_Exercise aim_
Find the string "años" and gather every line that holds it.

━━━━━━

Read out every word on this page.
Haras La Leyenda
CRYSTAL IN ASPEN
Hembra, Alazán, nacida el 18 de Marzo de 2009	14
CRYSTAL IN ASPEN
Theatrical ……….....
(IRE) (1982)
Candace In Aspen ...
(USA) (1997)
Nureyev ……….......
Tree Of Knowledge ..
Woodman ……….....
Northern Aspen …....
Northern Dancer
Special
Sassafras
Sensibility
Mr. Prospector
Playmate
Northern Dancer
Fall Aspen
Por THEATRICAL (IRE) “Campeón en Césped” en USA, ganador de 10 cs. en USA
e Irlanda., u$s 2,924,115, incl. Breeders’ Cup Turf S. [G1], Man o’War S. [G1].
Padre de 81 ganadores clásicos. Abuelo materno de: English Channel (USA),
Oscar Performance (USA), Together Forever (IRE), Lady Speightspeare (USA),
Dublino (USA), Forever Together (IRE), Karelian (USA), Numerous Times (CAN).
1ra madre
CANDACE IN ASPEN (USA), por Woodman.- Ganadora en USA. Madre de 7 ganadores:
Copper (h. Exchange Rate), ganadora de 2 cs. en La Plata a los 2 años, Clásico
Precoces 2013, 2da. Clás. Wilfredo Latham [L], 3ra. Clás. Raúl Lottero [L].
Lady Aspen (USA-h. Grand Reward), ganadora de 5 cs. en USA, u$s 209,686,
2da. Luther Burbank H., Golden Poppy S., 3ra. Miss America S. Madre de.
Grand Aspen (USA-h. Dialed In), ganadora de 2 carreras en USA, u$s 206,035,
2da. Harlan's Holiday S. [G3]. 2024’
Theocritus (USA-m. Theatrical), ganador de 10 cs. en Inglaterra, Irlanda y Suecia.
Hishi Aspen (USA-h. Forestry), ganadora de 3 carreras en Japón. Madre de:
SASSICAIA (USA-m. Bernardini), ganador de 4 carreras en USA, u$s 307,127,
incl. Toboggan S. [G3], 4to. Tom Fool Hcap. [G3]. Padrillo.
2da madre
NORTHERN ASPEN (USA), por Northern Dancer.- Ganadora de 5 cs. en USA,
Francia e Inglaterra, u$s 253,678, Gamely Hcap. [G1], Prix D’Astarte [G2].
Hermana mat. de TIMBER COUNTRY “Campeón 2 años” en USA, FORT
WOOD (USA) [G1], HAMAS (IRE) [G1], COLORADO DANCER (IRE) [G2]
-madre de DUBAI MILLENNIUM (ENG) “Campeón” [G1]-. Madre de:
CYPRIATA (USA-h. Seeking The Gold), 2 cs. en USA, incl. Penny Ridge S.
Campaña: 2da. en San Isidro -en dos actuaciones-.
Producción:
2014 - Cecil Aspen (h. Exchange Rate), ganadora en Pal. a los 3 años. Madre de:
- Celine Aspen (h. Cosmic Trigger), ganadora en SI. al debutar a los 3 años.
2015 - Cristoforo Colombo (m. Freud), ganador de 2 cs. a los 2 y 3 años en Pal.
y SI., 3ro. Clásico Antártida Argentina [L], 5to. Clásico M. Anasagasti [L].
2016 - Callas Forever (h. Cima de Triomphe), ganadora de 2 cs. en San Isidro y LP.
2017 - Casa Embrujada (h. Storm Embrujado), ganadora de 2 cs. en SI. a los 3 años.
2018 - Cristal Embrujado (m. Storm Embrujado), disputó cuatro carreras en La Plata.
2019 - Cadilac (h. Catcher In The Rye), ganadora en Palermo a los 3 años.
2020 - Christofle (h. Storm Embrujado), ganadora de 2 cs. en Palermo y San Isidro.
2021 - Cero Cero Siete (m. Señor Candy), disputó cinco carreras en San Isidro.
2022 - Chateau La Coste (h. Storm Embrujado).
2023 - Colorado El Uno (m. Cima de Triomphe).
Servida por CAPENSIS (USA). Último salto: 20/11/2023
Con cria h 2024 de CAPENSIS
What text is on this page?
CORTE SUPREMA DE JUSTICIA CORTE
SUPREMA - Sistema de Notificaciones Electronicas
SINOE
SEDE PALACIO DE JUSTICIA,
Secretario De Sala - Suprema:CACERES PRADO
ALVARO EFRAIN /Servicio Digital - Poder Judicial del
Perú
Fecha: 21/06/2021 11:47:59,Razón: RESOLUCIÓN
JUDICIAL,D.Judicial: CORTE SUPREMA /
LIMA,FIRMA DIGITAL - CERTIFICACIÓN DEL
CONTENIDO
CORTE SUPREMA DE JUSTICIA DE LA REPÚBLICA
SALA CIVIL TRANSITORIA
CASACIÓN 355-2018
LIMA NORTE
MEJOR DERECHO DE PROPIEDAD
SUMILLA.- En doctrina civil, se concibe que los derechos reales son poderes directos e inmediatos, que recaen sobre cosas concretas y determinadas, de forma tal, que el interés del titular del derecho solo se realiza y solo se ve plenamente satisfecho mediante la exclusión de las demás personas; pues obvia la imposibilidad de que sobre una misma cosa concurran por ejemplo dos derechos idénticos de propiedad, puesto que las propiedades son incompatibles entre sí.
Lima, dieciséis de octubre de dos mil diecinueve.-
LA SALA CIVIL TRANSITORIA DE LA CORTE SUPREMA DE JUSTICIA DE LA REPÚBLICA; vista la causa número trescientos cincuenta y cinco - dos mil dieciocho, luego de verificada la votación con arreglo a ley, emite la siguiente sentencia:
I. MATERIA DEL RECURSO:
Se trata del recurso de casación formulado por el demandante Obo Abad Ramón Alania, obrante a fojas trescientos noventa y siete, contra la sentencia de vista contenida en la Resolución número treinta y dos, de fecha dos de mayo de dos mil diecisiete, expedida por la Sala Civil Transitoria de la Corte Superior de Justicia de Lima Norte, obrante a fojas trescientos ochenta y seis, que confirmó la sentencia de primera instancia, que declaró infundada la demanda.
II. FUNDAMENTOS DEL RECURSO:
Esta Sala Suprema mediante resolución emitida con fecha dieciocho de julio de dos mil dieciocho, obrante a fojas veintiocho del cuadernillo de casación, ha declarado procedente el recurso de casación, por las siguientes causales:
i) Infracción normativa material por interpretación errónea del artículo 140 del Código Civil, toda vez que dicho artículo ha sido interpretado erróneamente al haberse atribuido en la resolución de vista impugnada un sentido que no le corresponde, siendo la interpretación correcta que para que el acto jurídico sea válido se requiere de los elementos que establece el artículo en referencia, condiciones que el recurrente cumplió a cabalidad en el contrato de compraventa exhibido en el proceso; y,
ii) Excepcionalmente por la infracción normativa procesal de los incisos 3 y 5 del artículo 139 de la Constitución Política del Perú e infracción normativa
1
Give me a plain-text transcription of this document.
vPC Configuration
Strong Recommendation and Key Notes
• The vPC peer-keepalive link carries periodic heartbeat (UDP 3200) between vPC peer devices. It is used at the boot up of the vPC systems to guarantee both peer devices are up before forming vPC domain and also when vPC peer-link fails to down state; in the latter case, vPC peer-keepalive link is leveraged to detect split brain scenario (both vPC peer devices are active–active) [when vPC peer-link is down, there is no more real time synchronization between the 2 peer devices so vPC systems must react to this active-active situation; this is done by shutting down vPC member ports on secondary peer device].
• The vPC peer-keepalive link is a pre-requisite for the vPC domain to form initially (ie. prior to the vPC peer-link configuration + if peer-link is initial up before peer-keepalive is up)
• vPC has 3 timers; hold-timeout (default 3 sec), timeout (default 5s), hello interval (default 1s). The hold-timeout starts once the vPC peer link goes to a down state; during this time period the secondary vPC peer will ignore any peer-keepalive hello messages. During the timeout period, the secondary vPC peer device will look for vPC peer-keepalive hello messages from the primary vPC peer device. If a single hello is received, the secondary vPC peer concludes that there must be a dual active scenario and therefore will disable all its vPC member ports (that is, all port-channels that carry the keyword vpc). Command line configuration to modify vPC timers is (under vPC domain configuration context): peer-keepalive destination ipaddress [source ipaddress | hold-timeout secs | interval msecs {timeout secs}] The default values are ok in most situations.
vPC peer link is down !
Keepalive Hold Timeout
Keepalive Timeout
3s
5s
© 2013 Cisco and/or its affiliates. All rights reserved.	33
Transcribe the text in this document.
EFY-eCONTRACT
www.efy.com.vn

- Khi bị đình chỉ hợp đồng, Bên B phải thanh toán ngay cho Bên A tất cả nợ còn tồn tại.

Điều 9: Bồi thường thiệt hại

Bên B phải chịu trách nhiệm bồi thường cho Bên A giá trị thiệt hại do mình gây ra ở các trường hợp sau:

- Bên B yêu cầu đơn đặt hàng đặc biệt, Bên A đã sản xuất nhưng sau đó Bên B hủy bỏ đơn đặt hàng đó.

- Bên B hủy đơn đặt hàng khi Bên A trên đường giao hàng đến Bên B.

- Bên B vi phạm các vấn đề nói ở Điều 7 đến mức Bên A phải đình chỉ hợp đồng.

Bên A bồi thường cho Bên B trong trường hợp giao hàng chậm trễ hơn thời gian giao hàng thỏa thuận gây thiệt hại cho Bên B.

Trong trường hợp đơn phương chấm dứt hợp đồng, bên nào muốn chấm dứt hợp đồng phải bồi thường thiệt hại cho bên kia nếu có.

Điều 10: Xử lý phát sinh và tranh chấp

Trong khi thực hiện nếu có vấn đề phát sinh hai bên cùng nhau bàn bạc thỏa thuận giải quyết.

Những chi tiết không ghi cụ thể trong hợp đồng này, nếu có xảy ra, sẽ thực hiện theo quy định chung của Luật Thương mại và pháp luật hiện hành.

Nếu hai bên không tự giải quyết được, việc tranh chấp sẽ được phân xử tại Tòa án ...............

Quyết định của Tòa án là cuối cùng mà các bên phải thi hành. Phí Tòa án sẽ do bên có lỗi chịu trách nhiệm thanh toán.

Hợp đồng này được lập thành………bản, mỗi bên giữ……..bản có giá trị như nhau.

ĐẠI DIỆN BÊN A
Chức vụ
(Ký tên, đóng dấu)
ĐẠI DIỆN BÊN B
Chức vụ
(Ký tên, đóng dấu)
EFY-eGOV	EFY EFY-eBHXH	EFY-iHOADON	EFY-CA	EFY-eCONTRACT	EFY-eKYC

━━━━━━

_Solution to this task_
Copper (h. Exchange Rate), ganadora de 2 cs. en La Plata a los 2 años, Clásico
Hermana mat. de TIMBER COUNTRY “Campeón 2 años” en USA, FORT
2014 - Cecil Aspen (h. Exchange Rate), ganadora en Pal. a los 3 años. Madre de:
- Celine Aspen (h. Cosmic Trigger), ganadora en SI. al debutar a los 3 años.
2015 - Cristoforo Colombo (m. Freud), ganador de 2 cs. a los 2 y 3 años en Pal.
2017 - Casa Embrujada (h. Storm Embrujado), ganadora de 2 cs. en SI. a los 3 años.
2019 - Cadilac (h. Catcher In The Rye), ganadora en Palermo a los 3 años.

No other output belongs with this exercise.